### WHAT THE TASK ASKS
Reproduce the data in its entirety, exactly as supplied.

### ENTRIES PROVIDED
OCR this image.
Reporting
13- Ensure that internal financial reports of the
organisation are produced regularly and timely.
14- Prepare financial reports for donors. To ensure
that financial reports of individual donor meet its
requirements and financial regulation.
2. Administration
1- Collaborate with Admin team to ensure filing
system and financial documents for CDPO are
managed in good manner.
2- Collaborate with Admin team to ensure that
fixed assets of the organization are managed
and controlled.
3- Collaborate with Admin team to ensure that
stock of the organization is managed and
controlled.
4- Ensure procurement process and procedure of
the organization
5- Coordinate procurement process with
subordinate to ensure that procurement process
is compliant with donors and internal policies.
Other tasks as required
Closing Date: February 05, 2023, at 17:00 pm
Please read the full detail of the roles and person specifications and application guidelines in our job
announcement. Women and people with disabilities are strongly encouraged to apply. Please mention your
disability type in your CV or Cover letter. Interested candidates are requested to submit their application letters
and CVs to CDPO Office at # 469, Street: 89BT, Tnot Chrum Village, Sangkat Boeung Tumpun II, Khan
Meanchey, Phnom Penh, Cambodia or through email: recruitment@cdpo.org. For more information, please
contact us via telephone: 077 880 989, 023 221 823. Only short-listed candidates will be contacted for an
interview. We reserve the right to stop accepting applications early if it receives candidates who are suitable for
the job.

### THE COMPLETED TASK
OCR this image.
Reporting
13- Ensure that internal financial reports of the
organisation are produced regularly and timely.
14- Prepare financial reports for donors. To ensure
that financial reports of individual donor meet its
requirements and financial regulation.
2. Administration
1- Collaborate with Admin team to ensure filing
system and financial documents for CDPO are
managed in good manner.
2- Collaborate with Admin team to ensure that
fixed assets of the organization are managed
and controlled.
3- Collaborate with Admin team to ensure that
stock of the organization is managed and
controlled.
4- Ensure procurement process and procedure of
the organization
5- Coordinate procurement process with
subordinate to ensure that procurement process
is compliant with donors and internal policies.
Other tasks as required
Closing Date: February 05, 2023, at 17:00 pm
Please read the full detail of the roles and person specifications and application guidelines in our job
announcement. Women and people with disabilities are strongly encouraged to apply. Please mention your
disability type in your CV or Cover letter. Interested candidates are requested to submit their application letters
and CVs to CDPO Office at # 469, Street: 89BT, Tnot Chrum Village, Sangkat Boeung Tumpun II, Khan
Meanchey, Phnom Penh, Cambodia or through email: recruitment@cdpo.org. For more information, please
contact us via telephone: 077 880 989, 023 221 823. Only short-listed candidates will be contacted for an
interview. We reserve the right to stop accepting applications early if it receives candidates who are suitable for
the job.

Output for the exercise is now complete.